DOCUMENT EXTRACT:

Ok, so we have a scale-less graph from 2012 and a vague statement about an increase of ~250,000 users in a two day period. Obviously, it’s time for MATH!
Turns out that two-day period of the 250k user increase is right smack in the middle of the scale-less graph. With our very unscientific methods, we can start to put a scale back on that graph!
First step, what’s the X-axis? Each graph tick on the X-axis is a 10 day period. Therefore, based on a ruler I happened to find around the office (I’m as surprised as you we have a ruler), each tick is 2cm, meaning 2mm = 1 day on the X-axis:
According to the article, nearly 250k accounts were added during the two days after Mat Honan’s epic hack. Mat’s article first went live on 08/06, so we can map out the exact uptick in the two-day period from 08/06 to 08/08:
Again using our Ruler of Truth, it tells us that the uptick from 08/06 to 08/08 was a 11mm change on the graph scale. Now we can de-anonymize the scale of the graph’s Y-axis!
If 11mm represents 250k users, then this particular graph snapshot that starts on 06/23 and ends on 09/21 represents a growth of ~2.4M users (107mm = 2,431,818 users):
But, how do we know absolute numbers? We know relative growth of users within the date bounds of the graph, but to get absolute numbers, we’d need to project backwards or forwards to some known datapoint. Unfortunately, we don’t have any hard data points tied to a particular date. Except…we know the date Google launched 2SV (February 10th, 2011) and we know there were approximately zero users at that launch date. Yeah, terrible approximation, but let’s roll with it!

ENTRIES PROVIDED:

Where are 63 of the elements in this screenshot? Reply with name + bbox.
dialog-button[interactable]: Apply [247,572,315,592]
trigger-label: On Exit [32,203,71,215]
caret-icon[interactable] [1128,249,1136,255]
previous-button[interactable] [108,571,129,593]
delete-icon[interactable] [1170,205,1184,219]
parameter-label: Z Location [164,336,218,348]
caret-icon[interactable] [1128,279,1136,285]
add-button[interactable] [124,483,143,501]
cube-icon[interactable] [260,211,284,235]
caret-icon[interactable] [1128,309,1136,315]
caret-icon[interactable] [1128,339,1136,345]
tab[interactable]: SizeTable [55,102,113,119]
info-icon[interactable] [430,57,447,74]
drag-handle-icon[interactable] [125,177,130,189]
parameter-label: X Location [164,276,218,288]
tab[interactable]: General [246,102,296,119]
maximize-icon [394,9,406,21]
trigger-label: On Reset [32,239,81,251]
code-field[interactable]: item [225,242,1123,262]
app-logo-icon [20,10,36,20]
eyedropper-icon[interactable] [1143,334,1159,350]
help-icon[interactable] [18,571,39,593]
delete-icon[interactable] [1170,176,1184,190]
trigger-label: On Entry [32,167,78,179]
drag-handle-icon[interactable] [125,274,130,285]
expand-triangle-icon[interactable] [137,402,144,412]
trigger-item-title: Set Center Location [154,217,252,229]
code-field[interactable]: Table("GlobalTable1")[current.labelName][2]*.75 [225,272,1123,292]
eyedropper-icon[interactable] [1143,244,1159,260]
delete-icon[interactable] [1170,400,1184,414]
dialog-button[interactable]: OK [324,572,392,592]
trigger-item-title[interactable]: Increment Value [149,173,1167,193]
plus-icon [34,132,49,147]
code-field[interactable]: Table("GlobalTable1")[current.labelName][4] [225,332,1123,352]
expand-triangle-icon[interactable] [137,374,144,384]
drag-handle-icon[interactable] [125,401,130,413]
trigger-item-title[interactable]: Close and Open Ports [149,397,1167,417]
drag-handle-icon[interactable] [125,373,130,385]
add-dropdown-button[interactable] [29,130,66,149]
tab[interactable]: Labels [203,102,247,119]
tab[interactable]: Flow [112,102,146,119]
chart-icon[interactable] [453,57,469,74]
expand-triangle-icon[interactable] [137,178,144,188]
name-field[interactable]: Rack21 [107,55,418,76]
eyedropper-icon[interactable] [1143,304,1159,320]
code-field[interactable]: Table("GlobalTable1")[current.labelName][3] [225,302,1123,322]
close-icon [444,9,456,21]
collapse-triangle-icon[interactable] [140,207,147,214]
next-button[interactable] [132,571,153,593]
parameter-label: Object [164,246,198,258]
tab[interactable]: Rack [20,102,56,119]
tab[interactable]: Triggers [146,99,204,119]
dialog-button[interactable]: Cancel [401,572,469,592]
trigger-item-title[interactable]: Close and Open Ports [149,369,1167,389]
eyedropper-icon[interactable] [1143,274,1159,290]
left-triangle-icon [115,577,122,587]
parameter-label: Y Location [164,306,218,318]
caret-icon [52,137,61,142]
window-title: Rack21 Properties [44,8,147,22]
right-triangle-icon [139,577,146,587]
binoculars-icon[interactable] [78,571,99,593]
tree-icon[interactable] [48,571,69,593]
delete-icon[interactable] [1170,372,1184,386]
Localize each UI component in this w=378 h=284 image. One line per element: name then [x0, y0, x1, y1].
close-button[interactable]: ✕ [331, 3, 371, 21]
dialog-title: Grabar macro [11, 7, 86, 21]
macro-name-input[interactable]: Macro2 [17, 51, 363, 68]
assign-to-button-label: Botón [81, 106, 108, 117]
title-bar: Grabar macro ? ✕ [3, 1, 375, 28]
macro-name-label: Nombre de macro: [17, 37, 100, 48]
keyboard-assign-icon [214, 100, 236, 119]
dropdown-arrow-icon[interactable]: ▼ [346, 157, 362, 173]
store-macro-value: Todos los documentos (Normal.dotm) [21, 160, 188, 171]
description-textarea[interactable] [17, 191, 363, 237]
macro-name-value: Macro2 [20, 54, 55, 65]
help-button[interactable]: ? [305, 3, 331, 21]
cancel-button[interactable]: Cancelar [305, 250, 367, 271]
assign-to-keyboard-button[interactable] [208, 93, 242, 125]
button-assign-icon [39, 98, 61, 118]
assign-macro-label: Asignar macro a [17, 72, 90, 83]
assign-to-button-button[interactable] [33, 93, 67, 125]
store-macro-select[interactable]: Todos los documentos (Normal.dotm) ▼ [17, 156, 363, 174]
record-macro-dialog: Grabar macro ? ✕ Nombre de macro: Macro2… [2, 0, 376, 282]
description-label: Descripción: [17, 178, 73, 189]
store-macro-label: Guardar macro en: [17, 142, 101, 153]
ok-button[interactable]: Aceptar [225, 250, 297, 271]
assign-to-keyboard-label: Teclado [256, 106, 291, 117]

DO THIS: From the passage on scaling the two-step verification graph, reproduce the text between "Turns out that" and "on that graph!", inclusive. The items aren't needed for this.

RESULT FOR THIS TASK:
Turns out that two-day period of the 250k user increase is right smack in the middle of the scale-less graph. With our very unscientific methods, we can start to put a scale back on that graph!